■ **Do this**
Below are the records. Count the lines containing the string "Nepal", and reply with the number alone.

(Stored records)
====================
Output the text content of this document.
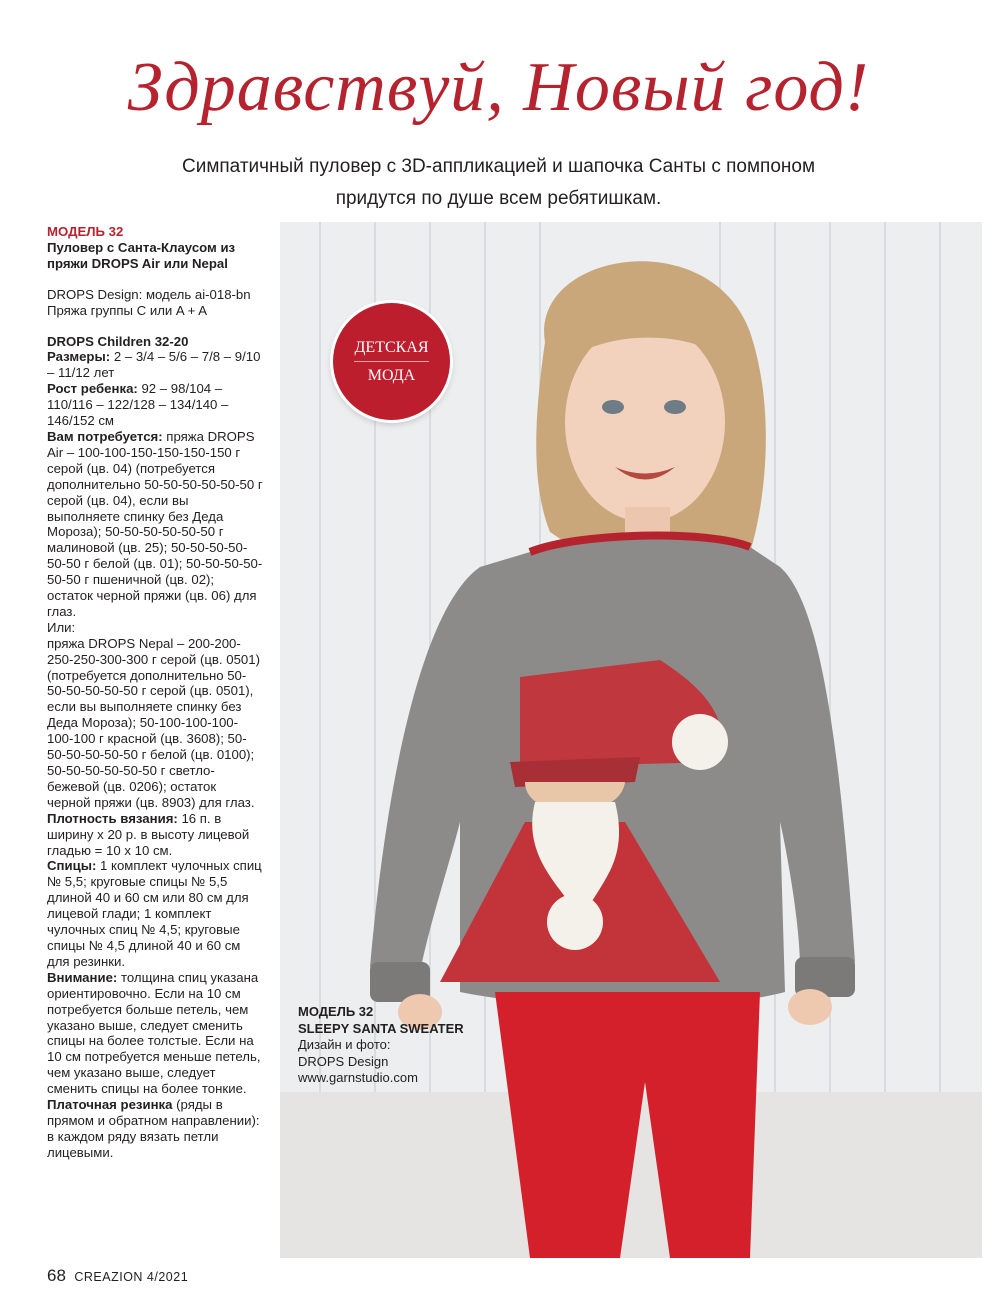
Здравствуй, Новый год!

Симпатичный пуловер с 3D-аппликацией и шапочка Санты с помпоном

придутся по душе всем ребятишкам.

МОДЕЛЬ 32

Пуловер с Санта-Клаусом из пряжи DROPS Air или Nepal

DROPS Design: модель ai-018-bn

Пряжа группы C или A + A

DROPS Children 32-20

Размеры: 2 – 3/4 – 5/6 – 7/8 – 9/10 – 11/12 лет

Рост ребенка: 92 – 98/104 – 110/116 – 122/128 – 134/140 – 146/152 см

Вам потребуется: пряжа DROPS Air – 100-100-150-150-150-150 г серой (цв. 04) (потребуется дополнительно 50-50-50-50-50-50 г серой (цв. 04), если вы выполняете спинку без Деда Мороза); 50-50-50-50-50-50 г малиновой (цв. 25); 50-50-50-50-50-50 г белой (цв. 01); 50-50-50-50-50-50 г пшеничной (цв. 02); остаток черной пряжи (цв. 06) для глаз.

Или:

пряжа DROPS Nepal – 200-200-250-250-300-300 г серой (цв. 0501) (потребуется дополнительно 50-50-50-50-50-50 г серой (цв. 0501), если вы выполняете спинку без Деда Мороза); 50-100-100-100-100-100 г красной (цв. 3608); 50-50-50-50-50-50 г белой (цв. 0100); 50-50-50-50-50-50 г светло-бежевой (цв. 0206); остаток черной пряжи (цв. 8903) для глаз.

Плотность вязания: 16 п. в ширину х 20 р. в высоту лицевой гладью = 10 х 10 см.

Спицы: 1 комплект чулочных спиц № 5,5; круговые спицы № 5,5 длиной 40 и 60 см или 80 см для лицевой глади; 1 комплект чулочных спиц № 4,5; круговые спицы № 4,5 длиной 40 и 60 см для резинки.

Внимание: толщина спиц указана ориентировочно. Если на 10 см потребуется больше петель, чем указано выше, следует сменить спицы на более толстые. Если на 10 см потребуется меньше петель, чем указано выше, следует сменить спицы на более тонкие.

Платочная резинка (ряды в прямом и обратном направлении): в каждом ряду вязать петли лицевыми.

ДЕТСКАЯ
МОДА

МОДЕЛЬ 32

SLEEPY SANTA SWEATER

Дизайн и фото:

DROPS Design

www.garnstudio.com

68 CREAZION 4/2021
====================
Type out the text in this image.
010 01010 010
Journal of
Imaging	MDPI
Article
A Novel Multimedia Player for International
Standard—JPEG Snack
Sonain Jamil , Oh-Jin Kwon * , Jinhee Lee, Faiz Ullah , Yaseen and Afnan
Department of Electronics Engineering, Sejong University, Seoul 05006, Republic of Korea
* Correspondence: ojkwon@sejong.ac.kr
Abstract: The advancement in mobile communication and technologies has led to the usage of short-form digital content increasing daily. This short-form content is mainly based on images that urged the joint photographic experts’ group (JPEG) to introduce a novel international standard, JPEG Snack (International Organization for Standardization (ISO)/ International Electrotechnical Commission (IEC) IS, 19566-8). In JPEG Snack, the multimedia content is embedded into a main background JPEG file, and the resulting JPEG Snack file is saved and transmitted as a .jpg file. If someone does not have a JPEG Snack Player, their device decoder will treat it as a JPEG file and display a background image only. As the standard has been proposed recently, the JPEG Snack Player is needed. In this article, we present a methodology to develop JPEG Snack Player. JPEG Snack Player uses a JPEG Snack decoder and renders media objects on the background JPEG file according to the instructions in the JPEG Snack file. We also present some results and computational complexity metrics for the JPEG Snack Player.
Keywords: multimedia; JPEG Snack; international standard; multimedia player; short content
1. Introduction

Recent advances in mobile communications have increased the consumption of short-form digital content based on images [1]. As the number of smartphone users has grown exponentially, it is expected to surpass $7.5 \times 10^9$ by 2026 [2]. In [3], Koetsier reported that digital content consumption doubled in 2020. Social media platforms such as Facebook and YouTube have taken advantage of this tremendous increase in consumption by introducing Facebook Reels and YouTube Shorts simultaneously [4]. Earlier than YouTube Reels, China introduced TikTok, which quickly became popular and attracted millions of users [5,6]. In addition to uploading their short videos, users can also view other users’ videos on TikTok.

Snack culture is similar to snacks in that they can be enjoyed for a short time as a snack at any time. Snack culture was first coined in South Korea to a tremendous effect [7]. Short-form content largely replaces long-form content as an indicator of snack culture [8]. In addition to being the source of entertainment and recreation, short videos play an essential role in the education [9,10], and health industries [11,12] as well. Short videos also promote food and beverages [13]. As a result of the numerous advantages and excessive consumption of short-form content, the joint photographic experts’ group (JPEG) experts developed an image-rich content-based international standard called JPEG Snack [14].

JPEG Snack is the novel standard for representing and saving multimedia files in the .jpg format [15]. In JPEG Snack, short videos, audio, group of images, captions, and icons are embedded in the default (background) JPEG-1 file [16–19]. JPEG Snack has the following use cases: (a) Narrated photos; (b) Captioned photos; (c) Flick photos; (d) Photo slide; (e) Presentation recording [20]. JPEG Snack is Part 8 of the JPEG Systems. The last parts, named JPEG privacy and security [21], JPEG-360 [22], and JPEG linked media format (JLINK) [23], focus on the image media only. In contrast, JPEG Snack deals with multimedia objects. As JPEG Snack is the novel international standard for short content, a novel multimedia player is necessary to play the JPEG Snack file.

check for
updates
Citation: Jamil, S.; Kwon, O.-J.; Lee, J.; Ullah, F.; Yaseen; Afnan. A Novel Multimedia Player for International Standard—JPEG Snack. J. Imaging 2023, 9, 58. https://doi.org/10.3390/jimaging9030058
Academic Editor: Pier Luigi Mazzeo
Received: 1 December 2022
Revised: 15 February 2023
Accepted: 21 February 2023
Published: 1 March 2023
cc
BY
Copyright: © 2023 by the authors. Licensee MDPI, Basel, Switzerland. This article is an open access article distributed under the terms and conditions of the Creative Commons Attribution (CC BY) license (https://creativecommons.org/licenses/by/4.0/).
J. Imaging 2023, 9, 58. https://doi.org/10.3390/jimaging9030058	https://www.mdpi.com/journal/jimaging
====================
■ **Task response**
2